** BEGIN **

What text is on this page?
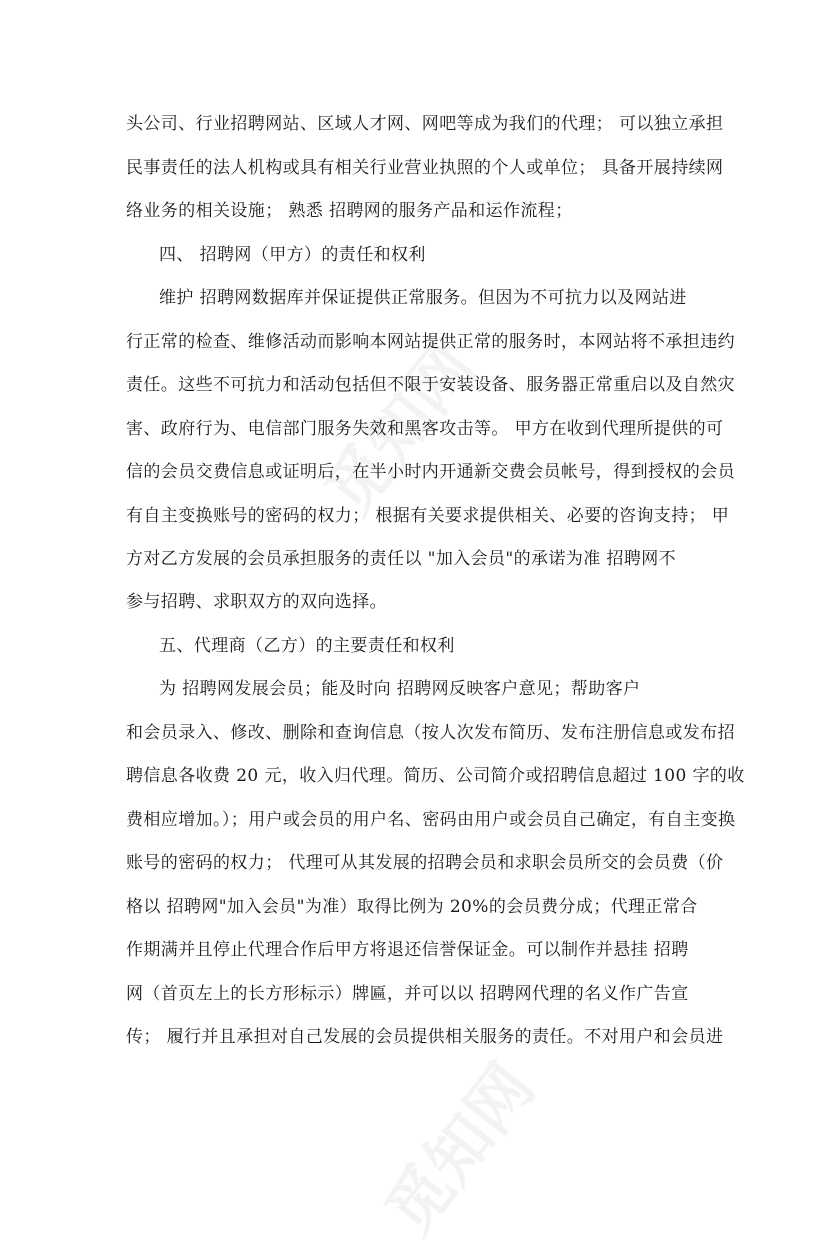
觅知网
觅知网
头公司、行业招聘网站、区域人才网、网吧等成为我们的代理； 可以独立承担
民事责任的法人机构或具有相关行业营业执照的个人或单位； 具备开展持续网
络业务的相关设施； 熟悉 招聘网的服务产品和运作流程；
四、 招聘网（甲方）的责任和权利
维护 招聘网数据库并保证提供正常服务。但因为不可抗力以及网站进
行正常的检查、维修活动而影响本网站提供正常的服务时，本网站将不承担违约
责任。这些不可抗力和活动包括但不限于安装设备、服务器正常重启以及自然灾
害、政府行为、电信部门服务失效和黑客攻击等。 甲方在收到代理所提供的可
信的会员交费信息或证明后，在半小时内开通新交费会员帐号，得到授权的会员
有自主变换账号的密码的权力； 根据有关要求提供相关、必要的咨询支持； 甲
方对乙方发展的会员承担服务的责任以 "加入会员"的承诺为准 招聘网不
参与招聘、求职双方的双向选择。
五、代理商（乙方）的主要责任和权利
为 招聘网发展会员；能及时向 招聘网反映客户意见；帮助客户
和会员录入、修改、删除和查询信息（按人次发布简历、发布注册信息或发布招
聘信息各收费 20 元，收入归代理。简历、公司简介或招聘信息超过 100 字的收
费相应增加。）；用户或会员的用户名、密码由用户或会员自己确定，有自主变换
账号的密码的权力； 代理可从其发展的招聘会员和求职会员所交的会员费（价
格以 招聘网"加入会员"为准）取得比例为 20%的会员费分成；代理正常合
作期满并且停止代理合作后甲方将退还信誉保证金。可以制作并悬挂 招聘
网（首页左上的长方形标示）牌匾，并可以以 招聘网代理的名义作广告宣
传； 履行并且承担对自己发展的会员提供相关服务的责任。不对用户和会员进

** END **

> Task statement
Copy the whole listing above word for word but do not carry over the pictures.

> Full response
What text is on this page?
觅知网
觅知网
头公司、行业招聘网站、区域人才网、网吧等成为我们的代理； 可以独立承担
民事责任的法人机构或具有相关行业营业执照的个人或单位； 具备开展持续网
络业务的相关设施； 熟悉 招聘网的服务产品和运作流程；
四、 招聘网（甲方）的责任和权利
维护 招聘网数据库并保证提供正常服务。但因为不可抗力以及网站进
行正常的检查、维修活动而影响本网站提供正常的服务时，本网站将不承担违约
责任。这些不可抗力和活动包括但不限于安装设备、服务器正常重启以及自然灾
害、政府行为、电信部门服务失效和黑客攻击等。 甲方在收到代理所提供的可
信的会员交费信息或证明后，在半小时内开通新交费会员帐号，得到授权的会员
有自主变换账号的密码的权力； 根据有关要求提供相关、必要的咨询支持； 甲
方对乙方发展的会员承担服务的责任以 "加入会员"的承诺为准 招聘网不
参与招聘、求职双方的双向选择。
五、代理商（乙方）的主要责任和权利
为 招聘网发展会员；能及时向 招聘网反映客户意见；帮助客户
和会员录入、修改、删除和查询信息（按人次发布简历、发布注册信息或发布招
聘信息各收费 20 元，收入归代理。简历、公司简介或招聘信息超过 100 字的收
费相应增加。）；用户或会员的用户名、密码由用户或会员自己确定，有自主变换
账号的密码的权力； 代理可从其发展的招聘会员和求职会员所交的会员费（价
格以 招聘网"加入会员"为准）取得比例为 20%的会员费分成；代理正常合
作期满并且停止代理合作后甲方将退还信誉保证金。可以制作并悬挂 招聘
网（首页左上的长方形标示）牌匾，并可以以 招聘网代理的名义作广告宣
传； 履行并且承担对自己发展的会员提供相关服务的责任。不对用户和会员进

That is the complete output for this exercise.